PROBLEM: Please write out the complete listing that follows, exactly as it reads.

## BEGIN

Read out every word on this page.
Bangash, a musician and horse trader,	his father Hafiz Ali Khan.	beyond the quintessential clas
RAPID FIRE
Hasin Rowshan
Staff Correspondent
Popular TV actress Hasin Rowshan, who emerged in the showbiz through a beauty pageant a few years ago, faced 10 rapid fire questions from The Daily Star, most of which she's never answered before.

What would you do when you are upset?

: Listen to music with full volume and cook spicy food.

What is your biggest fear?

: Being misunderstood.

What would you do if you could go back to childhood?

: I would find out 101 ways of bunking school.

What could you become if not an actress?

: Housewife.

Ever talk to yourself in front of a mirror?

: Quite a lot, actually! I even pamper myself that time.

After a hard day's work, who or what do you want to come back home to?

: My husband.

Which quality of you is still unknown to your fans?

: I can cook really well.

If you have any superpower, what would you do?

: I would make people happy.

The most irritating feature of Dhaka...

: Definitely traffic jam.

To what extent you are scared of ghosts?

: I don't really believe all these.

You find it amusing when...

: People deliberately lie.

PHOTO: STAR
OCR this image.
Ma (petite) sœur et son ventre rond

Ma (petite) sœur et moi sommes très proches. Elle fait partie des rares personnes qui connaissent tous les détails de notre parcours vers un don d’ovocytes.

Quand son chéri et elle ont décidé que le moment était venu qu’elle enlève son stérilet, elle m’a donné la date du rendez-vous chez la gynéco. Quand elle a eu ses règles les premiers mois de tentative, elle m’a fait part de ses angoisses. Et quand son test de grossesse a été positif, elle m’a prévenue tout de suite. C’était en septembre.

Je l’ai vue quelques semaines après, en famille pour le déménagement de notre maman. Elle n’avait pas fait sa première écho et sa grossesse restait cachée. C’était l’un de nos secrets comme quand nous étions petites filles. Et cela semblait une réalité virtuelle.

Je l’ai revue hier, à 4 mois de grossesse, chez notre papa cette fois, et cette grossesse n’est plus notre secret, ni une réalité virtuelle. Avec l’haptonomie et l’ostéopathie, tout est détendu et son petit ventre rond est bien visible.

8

## END

TASK RESPONSE:
Read out every word on this page.
Bangash, a musician and horse trader,	his father Hafiz Ali Khan.	beyond the quintessential clas
RAPID FIRE
Hasin Rowshan
Staff Correspondent
Popular TV actress Hasin Rowshan, who emerged in the showbiz through a beauty pageant a few years ago, faced 10 rapid fire questions from The Daily Star, most of which she's never answered before.

What would you do when you are upset?

: Listen to music with full volume and cook spicy food.

What is your biggest fear?

: Being misunderstood.

What would you do if you could go back to childhood?

: I would find out 101 ways of bunking school.

What could you become if not an actress?

: Housewife.

Ever talk to yourself in front of a mirror?

: Quite a lot, actually! I even pamper myself that time.

After a hard day's work, who or what do you want to come back home to?

: My husband.

Which quality of you is still unknown to your fans?

: I can cook really well.

If you have any superpower, what would you do?

: I would make people happy.

The most irritating feature of Dhaka...

: Definitely traffic jam.

To what extent you are scared of ghosts?

: I don't really believe all these.

You find it amusing when...

: People deliberately lie.

PHOTO: STAR
OCR this image.
Ma (petite) sœur et son ventre rond

Ma (petite) sœur et moi sommes très proches. Elle fait partie des rares personnes qui connaissent tous les détails de notre parcours vers un don d’ovocytes.

Quand son chéri et elle ont décidé que le moment était venu qu’elle enlève son stérilet, elle m’a donné la date du rendez-vous chez la gynéco. Quand elle a eu ses règles les premiers mois de tentative, elle m’a fait part de ses angoisses. Et quand son test de grossesse a été positif, elle m’a prévenue tout de suite. C’était en septembre.

Je l’ai vue quelques semaines après, en famille pour le déménagement de notre maman. Elle n’avait pas fait sa première écho et sa grossesse restait cachée. C’était l’un de nos secrets comme quand nous étions petites filles. Et cela semblait une réalité virtuelle.

Je l’ai revue hier, à 4 mois de grossesse, chez notre papa cette fois, et cette grossesse n’est plus notre secret, ni une réalité virtuelle. Avec l’haptonomie et l’ostéopathie, tout est détendu et son petit ventre rond est bien visible.

8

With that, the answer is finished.